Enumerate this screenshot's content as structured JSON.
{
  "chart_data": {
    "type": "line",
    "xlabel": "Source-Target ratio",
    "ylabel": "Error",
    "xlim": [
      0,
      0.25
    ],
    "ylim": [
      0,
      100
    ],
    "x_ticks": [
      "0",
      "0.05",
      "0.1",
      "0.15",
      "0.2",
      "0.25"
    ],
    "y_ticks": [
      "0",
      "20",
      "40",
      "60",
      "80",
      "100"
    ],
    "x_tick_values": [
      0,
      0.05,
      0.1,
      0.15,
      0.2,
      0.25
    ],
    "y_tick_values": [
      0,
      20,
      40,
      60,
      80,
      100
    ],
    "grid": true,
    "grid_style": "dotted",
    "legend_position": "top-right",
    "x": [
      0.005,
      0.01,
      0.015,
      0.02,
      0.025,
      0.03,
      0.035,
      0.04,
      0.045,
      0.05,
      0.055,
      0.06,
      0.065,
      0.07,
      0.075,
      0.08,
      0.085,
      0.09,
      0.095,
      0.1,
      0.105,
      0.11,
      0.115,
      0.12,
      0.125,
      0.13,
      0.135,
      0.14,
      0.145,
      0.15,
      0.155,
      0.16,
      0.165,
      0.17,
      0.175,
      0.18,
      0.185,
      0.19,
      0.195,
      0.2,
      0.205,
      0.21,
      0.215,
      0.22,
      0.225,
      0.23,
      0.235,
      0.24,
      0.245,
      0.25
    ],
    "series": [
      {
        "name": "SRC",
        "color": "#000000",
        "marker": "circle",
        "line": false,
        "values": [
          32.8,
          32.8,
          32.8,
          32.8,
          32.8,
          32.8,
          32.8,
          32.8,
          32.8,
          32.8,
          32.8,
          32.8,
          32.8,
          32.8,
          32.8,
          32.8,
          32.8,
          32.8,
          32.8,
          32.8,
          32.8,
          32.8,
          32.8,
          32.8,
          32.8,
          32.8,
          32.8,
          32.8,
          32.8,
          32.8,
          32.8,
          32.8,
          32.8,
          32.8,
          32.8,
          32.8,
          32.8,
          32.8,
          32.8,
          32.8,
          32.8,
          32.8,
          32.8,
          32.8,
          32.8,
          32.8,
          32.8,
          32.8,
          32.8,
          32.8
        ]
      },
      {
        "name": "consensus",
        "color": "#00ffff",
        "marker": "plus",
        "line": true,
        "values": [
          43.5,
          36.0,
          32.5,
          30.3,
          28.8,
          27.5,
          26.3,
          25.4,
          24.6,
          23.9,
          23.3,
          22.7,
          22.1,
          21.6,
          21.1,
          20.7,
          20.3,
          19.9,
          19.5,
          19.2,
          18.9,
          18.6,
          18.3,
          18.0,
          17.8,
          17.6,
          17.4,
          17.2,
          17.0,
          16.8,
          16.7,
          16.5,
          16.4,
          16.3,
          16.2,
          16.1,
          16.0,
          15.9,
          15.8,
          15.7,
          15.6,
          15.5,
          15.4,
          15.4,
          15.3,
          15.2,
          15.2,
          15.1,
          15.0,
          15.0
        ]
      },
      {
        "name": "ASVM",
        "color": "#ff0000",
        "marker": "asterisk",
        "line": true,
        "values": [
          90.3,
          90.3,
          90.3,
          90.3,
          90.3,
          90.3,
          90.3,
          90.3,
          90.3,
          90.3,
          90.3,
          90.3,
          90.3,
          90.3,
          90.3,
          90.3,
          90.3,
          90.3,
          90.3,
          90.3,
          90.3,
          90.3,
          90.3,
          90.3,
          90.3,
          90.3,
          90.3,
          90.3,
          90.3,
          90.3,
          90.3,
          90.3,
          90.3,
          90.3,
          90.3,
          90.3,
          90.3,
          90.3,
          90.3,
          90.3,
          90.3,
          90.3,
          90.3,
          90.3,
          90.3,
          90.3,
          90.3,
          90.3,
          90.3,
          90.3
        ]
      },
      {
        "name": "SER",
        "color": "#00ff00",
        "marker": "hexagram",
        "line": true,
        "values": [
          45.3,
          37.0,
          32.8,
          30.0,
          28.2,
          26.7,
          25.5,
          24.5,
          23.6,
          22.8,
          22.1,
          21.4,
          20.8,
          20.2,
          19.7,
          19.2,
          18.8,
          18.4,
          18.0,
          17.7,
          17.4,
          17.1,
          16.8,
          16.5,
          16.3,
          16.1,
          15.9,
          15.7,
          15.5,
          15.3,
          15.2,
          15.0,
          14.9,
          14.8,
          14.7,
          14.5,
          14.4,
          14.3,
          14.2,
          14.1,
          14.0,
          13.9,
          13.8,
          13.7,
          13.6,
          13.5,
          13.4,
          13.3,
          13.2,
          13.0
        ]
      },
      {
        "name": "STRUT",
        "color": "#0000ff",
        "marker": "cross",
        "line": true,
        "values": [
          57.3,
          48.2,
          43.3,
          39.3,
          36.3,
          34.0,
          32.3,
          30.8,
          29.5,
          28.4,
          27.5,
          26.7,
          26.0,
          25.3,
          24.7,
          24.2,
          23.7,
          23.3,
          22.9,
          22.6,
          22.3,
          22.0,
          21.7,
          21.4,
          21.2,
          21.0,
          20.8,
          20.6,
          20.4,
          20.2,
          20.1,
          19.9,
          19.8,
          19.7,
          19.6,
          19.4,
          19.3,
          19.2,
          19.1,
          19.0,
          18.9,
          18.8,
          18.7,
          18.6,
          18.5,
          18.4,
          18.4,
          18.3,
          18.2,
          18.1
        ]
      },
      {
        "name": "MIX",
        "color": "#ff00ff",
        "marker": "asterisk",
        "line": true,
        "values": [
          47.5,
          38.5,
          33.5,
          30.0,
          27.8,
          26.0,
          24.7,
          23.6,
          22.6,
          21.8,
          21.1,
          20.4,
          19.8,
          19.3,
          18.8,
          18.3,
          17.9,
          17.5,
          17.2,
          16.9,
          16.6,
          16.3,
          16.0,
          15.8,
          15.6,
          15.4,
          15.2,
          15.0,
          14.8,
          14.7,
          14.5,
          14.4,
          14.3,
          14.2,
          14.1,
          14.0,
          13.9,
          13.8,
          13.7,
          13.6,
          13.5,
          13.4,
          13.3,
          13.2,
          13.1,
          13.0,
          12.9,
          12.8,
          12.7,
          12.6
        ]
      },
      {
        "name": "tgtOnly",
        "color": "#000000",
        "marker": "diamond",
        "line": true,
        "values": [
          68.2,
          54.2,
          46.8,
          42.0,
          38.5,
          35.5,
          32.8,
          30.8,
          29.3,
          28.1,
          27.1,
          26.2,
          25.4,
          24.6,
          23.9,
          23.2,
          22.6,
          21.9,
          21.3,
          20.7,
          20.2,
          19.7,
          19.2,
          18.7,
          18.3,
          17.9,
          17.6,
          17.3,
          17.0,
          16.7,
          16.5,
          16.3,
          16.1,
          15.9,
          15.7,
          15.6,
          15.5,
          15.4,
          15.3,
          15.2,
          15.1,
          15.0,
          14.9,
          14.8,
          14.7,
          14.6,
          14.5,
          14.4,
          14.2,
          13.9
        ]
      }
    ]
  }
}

+===+

◆ STATED PROBLEM ◆
Write out the records shown above, exactly as they appear.

◆ ANSWER TO THE EXERCISE ◆
Enumerate this screenshot's content as structured JSON.
{
  "chart_data": {
    "type": "line",
    "xlabel": "Source-Target ratio",
    "ylabel": "Error",
    "xlim": [
      0,
      0.25
    ],
    "ylim": [
      0,
      100
    ],
    "x_ticks": [
      "0",
      "0.05",
      "0.1",
      "0.15",
      "0.2",
      "0.25"
    ],
    "y_ticks": [
      "0",
      "20",
      "40",
      "60",
      "80",
      "100"
    ],
    "x_tick_values": [
      0,
      0.05,
      0.1,
      0.15,
      0.2,
      0.25
    ],
    "y_tick_values": [
      0,
      20,
      40,
      60,
      80,
      100
    ],
    "grid": true,
    "grid_style": "dotted",
    "legend_position": "top-right",
    "x": [
      0.005,
      0.01,
      0.015,
      0.02,
      0.025,
      0.03,
      0.035,
      0.04,
      0.045,
      0.05,
      0.055,
      0.06,
      0.065,
      0.07,
      0.075,
      0.08,
      0.085,
      0.09,
      0.095,
      0.1,
      0.105,
      0.11,
      0.115,
      0.12,
      0.125,
      0.13,
      0.135,
      0.14,
      0.145,
      0.15,
      0.155,
      0.16,
      0.165,
      0.17,
      0.175,
      0.18,
      0.185,
      0.19,
      0.195,
      0.2,
      0.205,
      0.21,
      0.215,
      0.22,
      0.225,
      0.23,
      0.235,
      0.24,
      0.245,
      0.25
    ],
    "series": [
      {
        "name": "SRC",
        "color": "#000000",
        "marker": "circle",
        "line": false,
        "values": [
          32.8,
          32.8,
          32.8,
          32.8,
          32.8,
          32.8,
          32.8,
          32.8,
          32.8,
          32.8,
          32.8,
          32.8,
          32.8,
          32.8,
          32.8,
          32.8,
          32.8,
          32.8,
          32.8,
          32.8,
          32.8,
          32.8,
          32.8,
          32.8,
          32.8,
          32.8,
          32.8,
          32.8,
          32.8,
          32.8,
          32.8,
          32.8,
          32.8,
          32.8,
          32.8,
          32.8,
          32.8,
          32.8,
          32.8,
          32.8,
          32.8,
          32.8,
          32.8,
          32.8,
          32.8,
          32.8,
          32.8,
          32.8,
          32.8,
          32.8
        ]
      },
      {
        "name": "consensus",
        "color": "#00ffff",
        "marker": "plus",
        "line": true,
        "values": [
          43.5,
          36.0,
          32.5,
          30.3,
          28.8,
          27.5,
          26.3,
          25.4,
          24.6,
          23.9,
          23.3,
          22.7,
          22.1,
          21.6,
          21.1,
          20.7,
          20.3,
          19.9,
          19.5,
          19.2,
          18.9,
          18.6,
          18.3,
          18.0,
          17.8,
          17.6,
          17.4,
          17.2,
          17.0,
          16.8,
          16.7,
          16.5,
          16.4,
          16.3,
          16.2,
          16.1,
          16.0,
          15.9,
          15.8,
          15.7,
          15.6,
          15.5,
          15.4,
          15.4,
          15.3,
          15.2,
          15.2,
          15.1,
          15.0,
          15.0
        ]
      },
      {
        "name": "ASVM",
        "color": "#ff0000",
        "marker": "asterisk",
        "line": true,
        "values": [
          90.3,
          90.3,
          90.3,
          90.3,
          90.3,
          90.3,
          90.3,
          90.3,
          90.3,
          90.3,
          90.3,
          90.3,
          90.3,
          90.3,
          90.3,
          90.3,
          90.3,
          90.3,
          90.3,
          90.3,
          90.3,
          90.3,
          90.3,
          90.3,
          90.3,
          90.3,
          90.3,
          90.3,
          90.3,
          90.3,
          90.3,
          90.3,
          90.3,
          90.3,
          90.3,
          90.3,
          90.3,
          90.3,
          90.3,
          90.3,
          90.3,
          90.3,
          90.3,
          90.3,
          90.3,
          90.3,
          90.3,
          90.3,
          90.3,
          90.3
        ]
      },
      {
        "name": "SER",
        "color": "#00ff00",
        "marker": "hexagram",
        "line": true,
        "values": [
          45.3,
          37.0,
          32.8,
          30.0,
          28.2,
          26.7,
          25.5,
          24.5,
          23.6,
          22.8,
          22.1,
          21.4,
          20.8,
          20.2,
          19.7,
          19.2,
          18.8,
          18.4,
          18.0,
          17.7,
          17.4,
          17.1,
          16.8,
          16.5,
          16.3,
          16.1,
          15.9,
          15.7,
          15.5,
          15.3,
          15.2,
          15.0,
          14.9,
          14.8,
          14.7,
          14.5,
          14.4,
          14.3,
          14.2,
          14.1,
          14.0,
          13.9,
          13.8,
          13.7,
          13.6,
          13.5,
          13.4,
          13.3,
          13.2,
          13.0
        ]
      },
      {
        "name": "STRUT",
        "color": "#0000ff",
        "marker": "cross",
        "line": true,
        "values": [
          57.3,
          48.2,
          43.3,
          39.3,
          36.3,
          34.0,
          32.3,
          30.8,
          29.5,
          28.4,
          27.5,
          26.7,
          26.0,
          25.3,
          24.7,
          24.2,
          23.7,
          23.3,
          22.9,
          22.6,
          22.3,
          22.0,
          21.7,
          21.4,
          21.2,
          21.0,
          20.8,
          20.6,
          20.4,
          20.2,
          20.1,
          19.9,
          19.8,
          19.7,
          19.6,
          19.4,
          19.3,
          19.2,
          19.1,
          19.0,
          18.9,
          18.8,
          18.7,
          18.6,
          18.5,
          18.4,
          18.4,
          18.3,
          18.2,
          18.1
        ]
      },
      {
        "name": "MIX",
        "color": "#ff00ff",
        "marker": "asterisk",
        "line": true,
        "values": [
          47.5,
          38.5,
          33.5,
          30.0,
          27.8,
          26.0,
          24.7,
          23.6,
          22.6,
          21.8,
          21.1,
          20.4,
          19.8,
          19.3,
          18.8,
          18.3,
          17.9,
          17.5,
          17.2,
          16.9,
          16.6,
          16.3,
          16.0,
          15.8,
          15.6,
          15.4,
          15.2,
          15.0,
          14.8,
          14.7,
          14.5,
          14.4,
          14.3,
          14.2,
          14.1,
          14.0,
          13.9,
          13.8,
          13.7,
          13.6,
          13.5,
          13.4,
          13.3,
          13.2,
          13.1,
          13.0,
          12.9,
          12.8,
          12.7,
          12.6
        ]
      },
      {
        "name": "tgtOnly",
        "color": "#000000",
        "marker": "diamond",
        "line": true,
        "values": [
          68.2,
          54.2,
          46.8,
          42.0,
          38.5,
          35.5,
          32.8,
          30.8,
          29.3,
          28.1,
          27.1,
          26.2,
          25.4,
          24.6,
          23.9,
          23.2,
          22.6,
          21.9,
          21.3,
          20.7,
          20.2,
          19.7,
          19.2,
          18.7,
          18.3,
          17.9,
          17.6,
          17.3,
          17.0,
          16.7,
          16.5,
          16.3,
          16.1,
          15.9,
          15.7,
          15.6,
          15.5,
          15.4,
          15.3,
          15.2,
          15.1,
          15.0,
          14.9,
          14.8,
          14.7,
          14.6,
          14.5,
          14.4,
          14.2,
          13.9
        ]
      }
    ]
  }
}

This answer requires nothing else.